» Written instruction
Scan the records below. List lines holding "รายงานการกำก".
#### Information shown
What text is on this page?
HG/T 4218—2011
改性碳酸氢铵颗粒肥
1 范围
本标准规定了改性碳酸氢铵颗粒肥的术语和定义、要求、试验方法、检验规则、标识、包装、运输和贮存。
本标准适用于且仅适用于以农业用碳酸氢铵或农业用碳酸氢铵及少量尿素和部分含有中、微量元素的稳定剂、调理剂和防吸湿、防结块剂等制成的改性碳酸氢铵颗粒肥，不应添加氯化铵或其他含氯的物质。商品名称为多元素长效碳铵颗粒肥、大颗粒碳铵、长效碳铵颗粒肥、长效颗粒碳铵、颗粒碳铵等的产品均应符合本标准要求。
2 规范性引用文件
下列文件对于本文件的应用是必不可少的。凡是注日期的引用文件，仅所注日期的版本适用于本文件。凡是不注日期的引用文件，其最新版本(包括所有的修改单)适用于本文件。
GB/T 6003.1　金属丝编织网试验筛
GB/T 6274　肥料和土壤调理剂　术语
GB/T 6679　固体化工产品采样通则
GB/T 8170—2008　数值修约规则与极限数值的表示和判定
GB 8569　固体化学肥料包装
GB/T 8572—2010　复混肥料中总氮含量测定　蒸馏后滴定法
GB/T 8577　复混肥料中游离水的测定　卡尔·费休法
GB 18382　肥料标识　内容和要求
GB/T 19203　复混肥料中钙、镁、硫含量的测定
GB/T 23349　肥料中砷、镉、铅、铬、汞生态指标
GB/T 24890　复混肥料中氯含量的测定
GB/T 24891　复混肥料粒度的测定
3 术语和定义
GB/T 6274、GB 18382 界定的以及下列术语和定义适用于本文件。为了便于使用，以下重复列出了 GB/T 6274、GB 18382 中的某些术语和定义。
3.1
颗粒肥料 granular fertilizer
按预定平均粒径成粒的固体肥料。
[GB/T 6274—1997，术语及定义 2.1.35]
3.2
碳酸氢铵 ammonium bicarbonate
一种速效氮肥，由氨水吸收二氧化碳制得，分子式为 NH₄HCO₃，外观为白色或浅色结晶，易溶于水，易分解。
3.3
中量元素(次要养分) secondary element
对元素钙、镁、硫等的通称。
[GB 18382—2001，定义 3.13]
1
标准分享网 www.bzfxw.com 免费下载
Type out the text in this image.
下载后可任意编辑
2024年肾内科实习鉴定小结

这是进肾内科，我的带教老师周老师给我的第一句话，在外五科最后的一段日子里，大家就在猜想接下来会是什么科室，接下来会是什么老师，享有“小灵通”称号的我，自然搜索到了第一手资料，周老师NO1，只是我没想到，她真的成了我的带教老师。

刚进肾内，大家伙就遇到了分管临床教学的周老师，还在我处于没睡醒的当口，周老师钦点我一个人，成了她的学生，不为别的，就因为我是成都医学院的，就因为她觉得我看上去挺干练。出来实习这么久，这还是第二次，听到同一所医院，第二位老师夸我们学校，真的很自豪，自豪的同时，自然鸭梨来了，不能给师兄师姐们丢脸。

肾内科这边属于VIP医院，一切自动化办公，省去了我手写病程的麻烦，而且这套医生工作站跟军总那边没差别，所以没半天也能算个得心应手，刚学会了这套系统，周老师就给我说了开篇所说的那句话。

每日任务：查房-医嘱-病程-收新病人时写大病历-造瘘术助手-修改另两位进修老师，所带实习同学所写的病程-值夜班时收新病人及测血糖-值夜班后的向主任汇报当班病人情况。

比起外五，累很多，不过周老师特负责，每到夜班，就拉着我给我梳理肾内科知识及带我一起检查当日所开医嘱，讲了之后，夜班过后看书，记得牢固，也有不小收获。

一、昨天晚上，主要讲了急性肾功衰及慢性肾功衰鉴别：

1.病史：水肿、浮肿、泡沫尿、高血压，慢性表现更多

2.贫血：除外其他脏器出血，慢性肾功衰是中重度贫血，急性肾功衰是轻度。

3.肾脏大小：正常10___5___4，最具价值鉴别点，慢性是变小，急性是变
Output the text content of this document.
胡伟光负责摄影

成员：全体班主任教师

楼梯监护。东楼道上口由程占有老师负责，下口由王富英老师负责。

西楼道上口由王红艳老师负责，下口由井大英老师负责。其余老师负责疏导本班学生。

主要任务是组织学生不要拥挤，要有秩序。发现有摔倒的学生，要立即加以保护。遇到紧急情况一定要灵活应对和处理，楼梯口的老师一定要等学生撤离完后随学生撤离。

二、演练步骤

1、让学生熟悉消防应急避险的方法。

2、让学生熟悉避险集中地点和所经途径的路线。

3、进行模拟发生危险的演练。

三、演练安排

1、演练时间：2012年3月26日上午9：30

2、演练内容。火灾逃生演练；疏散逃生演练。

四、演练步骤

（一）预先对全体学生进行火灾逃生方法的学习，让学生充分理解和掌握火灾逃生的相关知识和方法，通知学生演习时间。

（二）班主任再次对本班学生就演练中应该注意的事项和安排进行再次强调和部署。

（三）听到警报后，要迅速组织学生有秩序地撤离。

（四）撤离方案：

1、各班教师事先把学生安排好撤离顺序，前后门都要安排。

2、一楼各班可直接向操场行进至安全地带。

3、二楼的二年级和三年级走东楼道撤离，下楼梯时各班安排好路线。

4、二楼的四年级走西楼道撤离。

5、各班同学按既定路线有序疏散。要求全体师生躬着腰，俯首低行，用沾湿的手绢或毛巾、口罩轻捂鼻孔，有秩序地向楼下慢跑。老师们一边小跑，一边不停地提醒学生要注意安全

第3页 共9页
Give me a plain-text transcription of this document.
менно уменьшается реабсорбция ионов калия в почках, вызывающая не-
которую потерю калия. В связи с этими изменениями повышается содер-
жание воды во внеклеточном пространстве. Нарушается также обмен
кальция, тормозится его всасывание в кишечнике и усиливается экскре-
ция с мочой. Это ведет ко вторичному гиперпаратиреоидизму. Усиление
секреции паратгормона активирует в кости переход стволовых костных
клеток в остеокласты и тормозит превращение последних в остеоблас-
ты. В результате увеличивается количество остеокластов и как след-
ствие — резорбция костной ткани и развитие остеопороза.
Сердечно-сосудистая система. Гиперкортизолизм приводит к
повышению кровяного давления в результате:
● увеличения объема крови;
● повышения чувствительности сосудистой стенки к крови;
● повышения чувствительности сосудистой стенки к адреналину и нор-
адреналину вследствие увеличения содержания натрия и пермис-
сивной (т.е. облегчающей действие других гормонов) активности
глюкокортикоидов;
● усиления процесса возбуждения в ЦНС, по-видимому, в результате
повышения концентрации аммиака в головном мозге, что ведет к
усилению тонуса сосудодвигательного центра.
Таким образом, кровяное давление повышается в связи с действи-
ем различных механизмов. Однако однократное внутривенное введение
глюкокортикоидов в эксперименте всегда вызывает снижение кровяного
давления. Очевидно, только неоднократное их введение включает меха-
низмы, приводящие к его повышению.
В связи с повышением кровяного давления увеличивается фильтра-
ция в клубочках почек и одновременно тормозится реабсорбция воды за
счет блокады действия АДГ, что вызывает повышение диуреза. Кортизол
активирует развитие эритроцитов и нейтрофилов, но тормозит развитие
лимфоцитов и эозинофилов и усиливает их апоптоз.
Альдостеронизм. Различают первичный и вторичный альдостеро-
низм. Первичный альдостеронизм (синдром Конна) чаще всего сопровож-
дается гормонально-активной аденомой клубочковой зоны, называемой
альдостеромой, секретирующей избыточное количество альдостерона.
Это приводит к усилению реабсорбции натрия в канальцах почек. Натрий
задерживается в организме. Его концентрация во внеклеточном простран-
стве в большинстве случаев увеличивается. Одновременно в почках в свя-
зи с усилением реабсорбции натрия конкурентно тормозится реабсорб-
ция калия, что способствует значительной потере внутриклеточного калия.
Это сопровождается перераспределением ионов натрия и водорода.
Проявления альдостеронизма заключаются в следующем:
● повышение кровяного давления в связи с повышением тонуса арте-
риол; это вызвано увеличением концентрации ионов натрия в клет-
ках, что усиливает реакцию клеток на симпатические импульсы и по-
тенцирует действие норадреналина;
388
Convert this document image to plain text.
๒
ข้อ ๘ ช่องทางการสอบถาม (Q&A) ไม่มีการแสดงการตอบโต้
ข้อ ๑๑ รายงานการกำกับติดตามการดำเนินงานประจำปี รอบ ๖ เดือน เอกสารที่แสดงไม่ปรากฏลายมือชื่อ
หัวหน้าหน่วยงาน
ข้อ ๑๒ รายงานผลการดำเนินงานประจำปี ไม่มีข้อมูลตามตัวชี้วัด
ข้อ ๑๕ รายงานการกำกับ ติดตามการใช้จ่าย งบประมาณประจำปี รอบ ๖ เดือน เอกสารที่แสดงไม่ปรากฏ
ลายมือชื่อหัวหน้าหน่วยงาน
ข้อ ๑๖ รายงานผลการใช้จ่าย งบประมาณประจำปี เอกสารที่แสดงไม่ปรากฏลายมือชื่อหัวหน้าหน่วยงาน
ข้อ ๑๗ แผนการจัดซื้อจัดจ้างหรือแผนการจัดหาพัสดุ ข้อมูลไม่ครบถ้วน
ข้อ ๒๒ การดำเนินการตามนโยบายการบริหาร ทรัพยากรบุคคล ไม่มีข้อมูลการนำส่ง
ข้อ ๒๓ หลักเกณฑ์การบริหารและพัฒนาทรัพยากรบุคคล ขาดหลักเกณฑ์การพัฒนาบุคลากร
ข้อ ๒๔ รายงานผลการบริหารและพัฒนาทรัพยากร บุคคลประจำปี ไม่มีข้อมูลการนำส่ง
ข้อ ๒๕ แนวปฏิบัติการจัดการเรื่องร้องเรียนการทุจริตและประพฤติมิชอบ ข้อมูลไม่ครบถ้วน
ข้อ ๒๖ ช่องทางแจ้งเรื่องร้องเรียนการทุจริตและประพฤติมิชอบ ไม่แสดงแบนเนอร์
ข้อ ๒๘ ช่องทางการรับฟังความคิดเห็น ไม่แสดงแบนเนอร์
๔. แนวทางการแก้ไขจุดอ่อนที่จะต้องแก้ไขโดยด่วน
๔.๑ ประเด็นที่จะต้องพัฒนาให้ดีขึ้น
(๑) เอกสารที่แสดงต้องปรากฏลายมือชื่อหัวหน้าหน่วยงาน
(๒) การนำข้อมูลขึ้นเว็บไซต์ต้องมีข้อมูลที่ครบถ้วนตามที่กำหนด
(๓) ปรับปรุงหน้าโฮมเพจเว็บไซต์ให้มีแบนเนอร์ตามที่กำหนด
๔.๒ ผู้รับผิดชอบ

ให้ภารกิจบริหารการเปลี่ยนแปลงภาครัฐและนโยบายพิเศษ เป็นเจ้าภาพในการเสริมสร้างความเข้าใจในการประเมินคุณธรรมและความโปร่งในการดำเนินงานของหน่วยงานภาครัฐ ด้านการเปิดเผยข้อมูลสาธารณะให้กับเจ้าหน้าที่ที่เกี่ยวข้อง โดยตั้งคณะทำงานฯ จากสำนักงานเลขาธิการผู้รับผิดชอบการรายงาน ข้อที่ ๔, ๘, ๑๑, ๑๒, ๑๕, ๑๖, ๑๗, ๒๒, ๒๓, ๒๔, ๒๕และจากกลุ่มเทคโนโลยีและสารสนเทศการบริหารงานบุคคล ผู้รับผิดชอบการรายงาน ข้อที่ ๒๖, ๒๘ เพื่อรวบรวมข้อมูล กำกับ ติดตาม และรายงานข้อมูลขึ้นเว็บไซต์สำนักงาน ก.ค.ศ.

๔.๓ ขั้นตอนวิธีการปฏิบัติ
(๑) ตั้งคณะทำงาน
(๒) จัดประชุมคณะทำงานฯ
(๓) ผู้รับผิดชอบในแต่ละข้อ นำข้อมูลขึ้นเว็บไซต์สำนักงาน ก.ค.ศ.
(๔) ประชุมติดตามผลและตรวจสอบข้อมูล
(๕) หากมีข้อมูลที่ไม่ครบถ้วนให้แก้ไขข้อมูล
########
» Full response
ข้อ ๑๑ รายงานการกำกับติดตามการดำเนินงานประจำปี รอบ ๖ เดือน เอกสารที่แสดงไม่ปรากฏลายมือชื่อ
ข้อ ๑๕ รายงานการกำกับ ติดตามการใช้จ่าย งบประมาณประจำปี รอบ ๖ เดือน เอกสารที่แสดงไม่ปรากฏ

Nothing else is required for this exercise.